== Data lines ==

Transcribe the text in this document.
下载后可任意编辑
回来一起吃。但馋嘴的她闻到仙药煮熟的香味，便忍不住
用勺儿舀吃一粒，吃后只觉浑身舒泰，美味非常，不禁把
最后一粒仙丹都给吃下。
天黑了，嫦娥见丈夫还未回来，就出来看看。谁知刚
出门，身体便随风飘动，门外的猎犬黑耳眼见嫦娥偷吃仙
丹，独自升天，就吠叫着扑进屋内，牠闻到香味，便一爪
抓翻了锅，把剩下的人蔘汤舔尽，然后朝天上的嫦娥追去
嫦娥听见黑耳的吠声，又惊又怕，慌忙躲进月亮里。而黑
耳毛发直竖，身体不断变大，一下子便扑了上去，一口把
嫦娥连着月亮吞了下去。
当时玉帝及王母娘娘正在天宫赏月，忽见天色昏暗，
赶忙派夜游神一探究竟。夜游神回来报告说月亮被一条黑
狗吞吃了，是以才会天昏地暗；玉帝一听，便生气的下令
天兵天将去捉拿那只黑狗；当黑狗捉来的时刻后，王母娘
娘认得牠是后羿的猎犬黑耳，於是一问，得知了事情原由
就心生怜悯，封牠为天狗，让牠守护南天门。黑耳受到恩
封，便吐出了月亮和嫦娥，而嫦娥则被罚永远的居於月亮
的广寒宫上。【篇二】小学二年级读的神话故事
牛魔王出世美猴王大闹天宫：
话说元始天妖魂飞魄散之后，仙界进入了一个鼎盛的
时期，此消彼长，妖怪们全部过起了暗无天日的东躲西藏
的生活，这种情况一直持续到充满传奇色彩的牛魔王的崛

===
== Data lines ==

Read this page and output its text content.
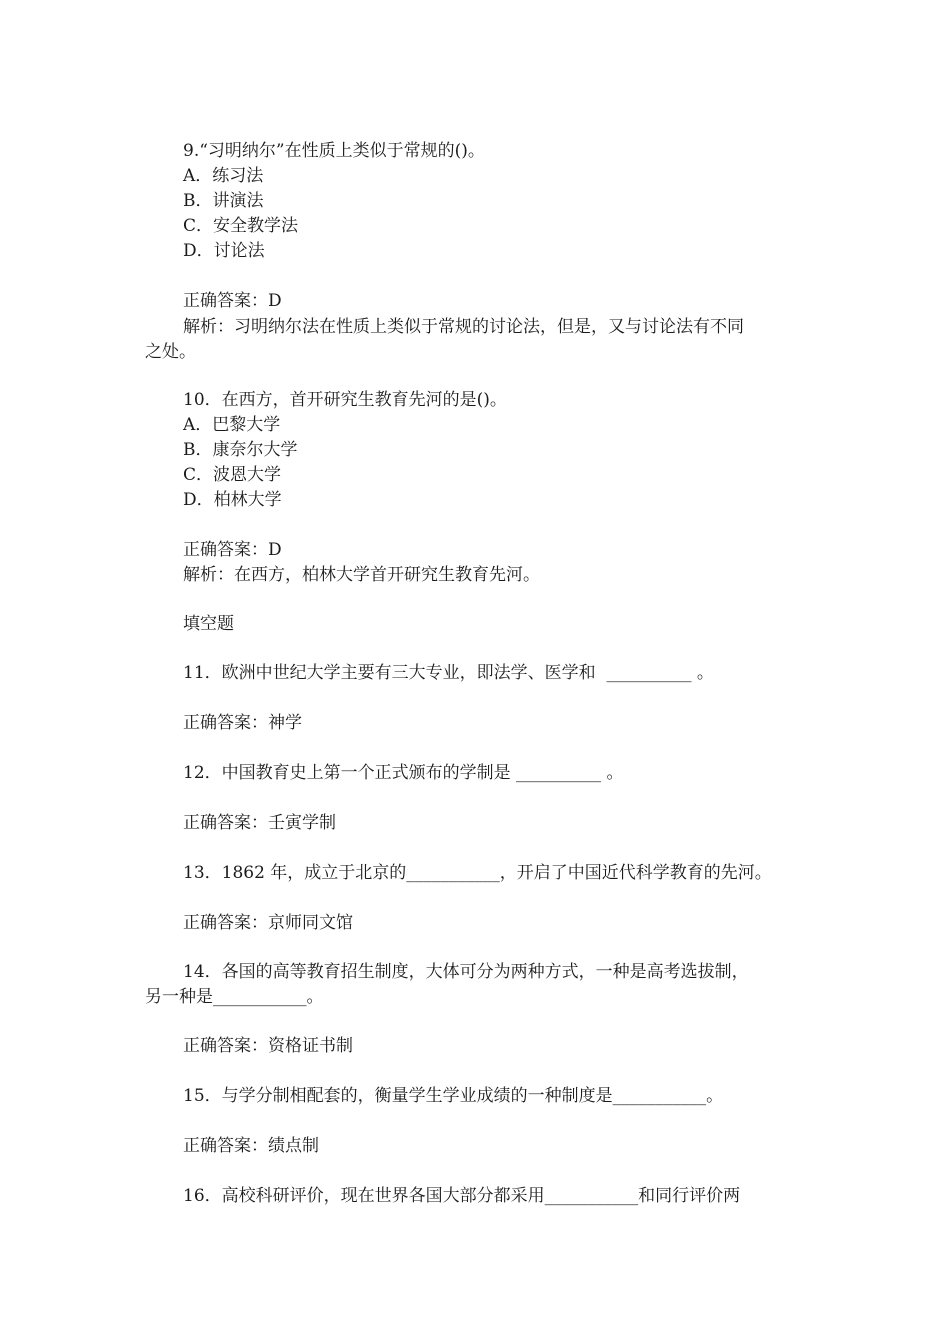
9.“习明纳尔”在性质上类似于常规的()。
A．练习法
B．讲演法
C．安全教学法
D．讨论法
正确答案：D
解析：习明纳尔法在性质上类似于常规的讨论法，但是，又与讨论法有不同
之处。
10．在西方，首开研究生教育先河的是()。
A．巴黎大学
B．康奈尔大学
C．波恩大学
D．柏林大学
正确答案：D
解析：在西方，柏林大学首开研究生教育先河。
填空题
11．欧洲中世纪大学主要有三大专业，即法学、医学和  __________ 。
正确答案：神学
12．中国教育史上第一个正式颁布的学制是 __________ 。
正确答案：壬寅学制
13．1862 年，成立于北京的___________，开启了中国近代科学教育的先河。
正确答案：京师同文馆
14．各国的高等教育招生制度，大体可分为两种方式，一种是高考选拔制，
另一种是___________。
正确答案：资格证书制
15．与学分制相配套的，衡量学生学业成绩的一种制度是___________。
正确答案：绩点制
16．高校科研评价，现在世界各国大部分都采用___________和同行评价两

===
== Data lines ==

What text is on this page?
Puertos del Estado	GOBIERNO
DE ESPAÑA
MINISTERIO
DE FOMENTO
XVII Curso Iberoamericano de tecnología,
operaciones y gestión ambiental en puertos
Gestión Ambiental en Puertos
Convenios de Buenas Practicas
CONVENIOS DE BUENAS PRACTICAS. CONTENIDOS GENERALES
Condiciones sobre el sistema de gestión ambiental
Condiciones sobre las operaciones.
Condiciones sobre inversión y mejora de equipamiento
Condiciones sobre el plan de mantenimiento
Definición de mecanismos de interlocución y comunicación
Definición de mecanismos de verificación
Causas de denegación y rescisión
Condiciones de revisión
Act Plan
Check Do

===

**Directions:** Check each line above for the word "this", and copy the lines where it appears.

**Solution:**
Transcribe the text in this document.
Read this page and output its text content.
What text is on this page?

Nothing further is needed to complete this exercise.